STATED EXERCISE: Copy every line with the string "level" in it.

** Begin **

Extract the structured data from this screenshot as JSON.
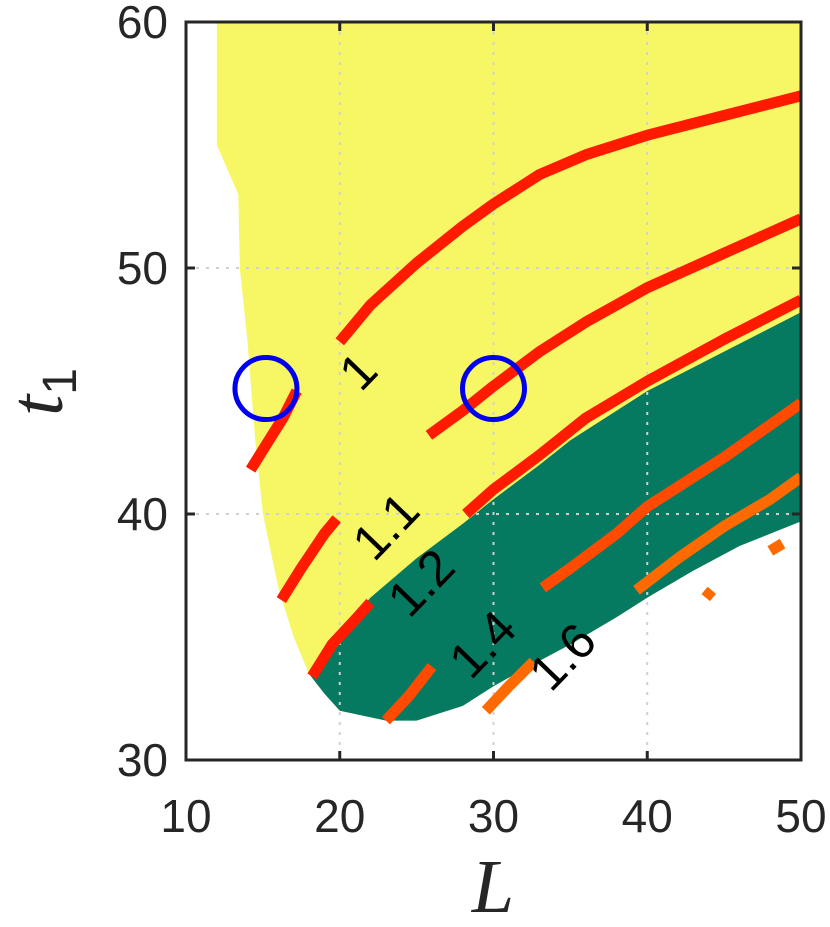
{
  "chart_data": {
    "type": "contour",
    "title": "",
    "xlabel": "L",
    "ylabel": "t",
    "ylabel_subscript": "1",
    "xlim": [
      10,
      50
    ],
    "ylim": [
      30,
      60
    ],
    "xticks": [
      10,
      20,
      30,
      40,
      50
    ],
    "yticks": [
      30,
      40,
      50,
      60
    ],
    "x_tick_labels": [
      "10",
      "20",
      "30",
      "40",
      "50"
    ],
    "y_tick_labels": [
      "30",
      "40",
      "50",
      "60"
    ],
    "grid": true,
    "colors": {
      "feasible_region": "#f7f765",
      "highlighted_region": "#057a60",
      "contour_low": "#ff1a00",
      "contour_high": "#ff6a00",
      "markers": "#0000ee"
    },
    "regions": [
      {
        "fill": "feasible_region",
        "boundary": [
          [
            12,
            60
          ],
          [
            12,
            55
          ],
          [
            13.4,
            53
          ],
          [
            13.5,
            50
          ],
          [
            14,
            47
          ],
          [
            14.5,
            43
          ],
          [
            15,
            40
          ],
          [
            16,
            37
          ],
          [
            17,
            35
          ],
          [
            18,
            33.5
          ],
          [
            19,
            32.7
          ],
          [
            20,
            32
          ],
          [
            23,
            31.6
          ],
          [
            25,
            31.6
          ],
          [
            28,
            32.2
          ],
          [
            30,
            33
          ],
          [
            32,
            33.7
          ],
          [
            35,
            34.7
          ],
          [
            38,
            35.8
          ],
          [
            40,
            36.6
          ],
          [
            43,
            37.7
          ],
          [
            46,
            38.7
          ],
          [
            50,
            39.7
          ],
          [
            50,
            60
          ]
        ]
      },
      {
        "fill": "highlighted_region",
        "boundary": [
          [
            18,
            33.5
          ],
          [
            20,
            35.2
          ],
          [
            22,
            36.6
          ],
          [
            25,
            38.2
          ],
          [
            28,
            39.6
          ],
          [
            30,
            40.6
          ],
          [
            33,
            42
          ],
          [
            35,
            43
          ],
          [
            40,
            45
          ],
          [
            45,
            46.6
          ],
          [
            50,
            48.2
          ],
          [
            50,
            39.7
          ],
          [
            46,
            38.7
          ],
          [
            43,
            37.7
          ],
          [
            40,
            36.6
          ],
          [
            38,
            35.8
          ],
          [
            35,
            34.7
          ],
          [
            32,
            33.7
          ],
          [
            30,
            33
          ],
          [
            28,
            32.2
          ],
          [
            25,
            31.6
          ],
          [
            23,
            31.6
          ],
          [
            20,
            32
          ],
          [
            19,
            32.7
          ]
        ]
      }
    ],
    "contours": [
      {
        "level": 1.0,
        "label": "1",
        "label_at": [
          21.2,
          45.8
        ],
        "label_angle": -46,
        "segments": [
          [
            [
              14.2,
              41.8
            ],
            [
              15.2,
              42.8
            ],
            [
              16.3,
              43.9
            ],
            [
              17.2,
              45
            ]
          ],
          [
            [
              20,
              47
            ],
            [
              22,
              48.5
            ],
            [
              25,
              50.2
            ],
            [
              28,
              51.7
            ],
            [
              30,
              52.6
            ],
            [
              33,
              53.8
            ],
            [
              36,
              54.6
            ],
            [
              40,
              55.4
            ],
            [
              45,
              56.2
            ],
            [
              50,
              57
            ]
          ]
        ]
      },
      {
        "level": 1.1,
        "label": "1.1",
        "label_at": [
          23,
          39.5
        ],
        "label_angle": -46,
        "segments": [
          [
            [
              16.2,
              36.5
            ],
            [
              17.5,
              37.8
            ],
            [
              19,
              39.2
            ],
            [
              19.8,
              39.8
            ]
          ],
          [
            [
              25.8,
              43.2
            ],
            [
              28,
              44.2
            ],
            [
              30,
              45.2
            ],
            [
              33,
              46.6
            ],
            [
              36,
              47.8
            ],
            [
              40,
              49.2
            ],
            [
              45,
              50.6
            ],
            [
              50,
              52
            ]
          ]
        ]
      },
      {
        "level": 1.2,
        "label": "1.2",
        "label_at": [
          25.3,
          37.2
        ],
        "label_angle": -46,
        "segments": [
          [
            [
              18.2,
              33.4
            ],
            [
              19.5,
              34.7
            ],
            [
              21,
              35.7
            ],
            [
              22,
              36.4
            ]
          ],
          [
            [
              28.2,
              40
            ],
            [
              30,
              41
            ],
            [
              33,
              42.4
            ],
            [
              36,
              43.9
            ],
            [
              40,
              45.4
            ],
            [
              45,
              47.1
            ],
            [
              50,
              48.7
            ]
          ]
        ]
      },
      {
        "level": 1.4,
        "label": "1.4",
        "label_at": [
          29.3,
          34.7
        ],
        "label_angle": -46,
        "segments": [
          [
            [
              23,
              31.6
            ],
            [
              24.5,
              32.6
            ],
            [
              26,
              33.8
            ]
          ],
          [
            [
              33.2,
              37
            ],
            [
              35,
              37.8
            ],
            [
              38,
              39.2
            ],
            [
              40,
              40.3
            ],
            [
              45,
              42.3
            ],
            [
              50,
              44.5
            ]
          ]
        ]
      },
      {
        "level": 1.6,
        "label": "1.6",
        "label_at": [
          34.5,
          34.2
        ],
        "label_angle": -46,
        "segments": [
          [
            [
              29.5,
              32
            ],
            [
              31,
              33
            ],
            [
              32.6,
              34
            ]
          ],
          [
            [
              39.3,
              36.9
            ],
            [
              42,
              38.2
            ],
            [
              45,
              39.5
            ],
            [
              48,
              40.6
            ],
            [
              50,
              41.5
            ]
          ]
        ]
      },
      {
        "level": 1.8,
        "label": "",
        "label_at": null,
        "label_angle": 0,
        "segments": [
          [
            [
              43.8,
              36.6
            ],
            [
              44.2,
              36.9
            ]
          ],
          [
            [
              48,
              38.5
            ],
            [
              48.8,
              38.8
            ]
          ]
        ]
      }
    ],
    "markers": [
      {
        "shape": "circle",
        "x": 15.2,
        "y": 45.1
      },
      {
        "shape": "circle",
        "x": 30,
        "y": 45.1
      }
    ]
  }
}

** End **

RESPONSE BELOW:
        "level": 1.0,
        "level": 1.1,
        "level": 1.2,
        "level": 1.4,
        "level": 1.6,
        "level": 1.8,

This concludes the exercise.